What this task involves
Your task is to output the data exactly as it stands.
## begin
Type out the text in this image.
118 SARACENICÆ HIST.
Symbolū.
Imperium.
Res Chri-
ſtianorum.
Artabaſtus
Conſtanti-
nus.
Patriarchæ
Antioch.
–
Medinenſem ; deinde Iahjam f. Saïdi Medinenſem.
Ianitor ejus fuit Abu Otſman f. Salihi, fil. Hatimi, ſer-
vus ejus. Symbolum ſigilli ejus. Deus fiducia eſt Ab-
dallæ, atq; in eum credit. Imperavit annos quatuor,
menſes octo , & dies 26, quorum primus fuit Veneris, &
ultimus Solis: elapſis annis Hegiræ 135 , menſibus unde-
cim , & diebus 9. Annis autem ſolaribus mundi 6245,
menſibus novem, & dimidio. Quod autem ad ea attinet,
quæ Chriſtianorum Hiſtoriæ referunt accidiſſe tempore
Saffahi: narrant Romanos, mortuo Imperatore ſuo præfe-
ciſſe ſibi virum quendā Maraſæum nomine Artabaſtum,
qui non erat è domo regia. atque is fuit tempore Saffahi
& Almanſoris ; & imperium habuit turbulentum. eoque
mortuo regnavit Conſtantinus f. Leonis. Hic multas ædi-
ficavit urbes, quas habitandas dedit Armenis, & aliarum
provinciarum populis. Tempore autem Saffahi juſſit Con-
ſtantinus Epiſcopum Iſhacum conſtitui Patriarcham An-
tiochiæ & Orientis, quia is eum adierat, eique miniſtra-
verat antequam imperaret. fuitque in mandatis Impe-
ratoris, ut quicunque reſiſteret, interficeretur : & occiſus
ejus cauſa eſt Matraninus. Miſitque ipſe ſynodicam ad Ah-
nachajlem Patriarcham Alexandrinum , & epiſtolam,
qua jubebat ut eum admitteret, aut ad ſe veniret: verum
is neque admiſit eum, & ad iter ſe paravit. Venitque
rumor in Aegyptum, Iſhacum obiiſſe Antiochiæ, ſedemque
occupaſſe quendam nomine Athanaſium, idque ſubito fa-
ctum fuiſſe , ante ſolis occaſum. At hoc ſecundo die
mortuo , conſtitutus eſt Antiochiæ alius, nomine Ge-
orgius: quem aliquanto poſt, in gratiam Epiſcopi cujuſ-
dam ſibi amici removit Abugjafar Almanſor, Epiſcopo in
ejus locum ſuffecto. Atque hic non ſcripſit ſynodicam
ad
## end
Response to the exercise
Type out the text in this image.
118 SARACENICÆ HIST.
Symbolū.
Imperium.
Res Chri-
ſtianorum.
Artabaſtus
Conſtanti-
nus.
Patriarchæ
Antioch.
–
Medinenſem ; deinde Iahjam f. Saïdi Medinenſem.
Ianitor ejus fuit Abu Otſman f. Salihi, fil. Hatimi, ſer-
vus ejus. Symbolum ſigilli ejus. Deus fiducia eſt Ab-
dallæ, atq; in eum credit. Imperavit annos quatuor,
menſes octo , & dies 26, quorum primus fuit Veneris, &
ultimus Solis: elapſis annis Hegiræ 135 , menſibus unde-
cim , & diebus 9. Annis autem ſolaribus mundi 6245,
menſibus novem, & dimidio. Quod autem ad ea attinet,
quæ Chriſtianorum Hiſtoriæ referunt accidiſſe tempore
Saffahi: narrant Romanos, mortuo Imperatore ſuo præfe-
ciſſe ſibi virum quendā Maraſæum nomine Artabaſtum,
qui non erat è domo regia. atque is fuit tempore Saffahi
& Almanſoris ; & imperium habuit turbulentum. eoque
mortuo regnavit Conſtantinus f. Leonis. Hic multas ædi-
ficavit urbes, quas habitandas dedit Armenis, & aliarum
provinciarum populis. Tempore autem Saffahi juſſit Con-
ſtantinus Epiſcopum Iſhacum conſtitui Patriarcham An-
tiochiæ & Orientis, quia is eum adierat, eique miniſtra-
verat antequam imperaret. fuitque in mandatis Impe-
ratoris, ut quicunque reſiſteret, interficeretur : & occiſus
ejus cauſa eſt Matraninus. Miſitque ipſe ſynodicam ad Ah-
nachajlem Patriarcham Alexandrinum , & epiſtolam,
qua jubebat ut eum admitteret, aut ad ſe veniret: verum
is neque admiſit eum, & ad iter ſe paravit. Venitque
rumor in Aegyptum, Iſhacum obiiſſe Antiochiæ, ſedemque
occupaſſe quendam nomine Athanaſium, idque ſubito fa-
ctum fuiſſe , ante ſolis occaſum. At hoc ſecundo die
mortuo , conſtitutus eſt Antiochiæ alius, nomine Ge-
orgius: quem aliquanto poſt, in gratiam Epiſcopi cujuſ-
dam ſibi amici removit Abugjafar Almanſor, Epiſcopo in
ejus locum ſuffecto. Atque hic non ſcripſit ſynodicam
ad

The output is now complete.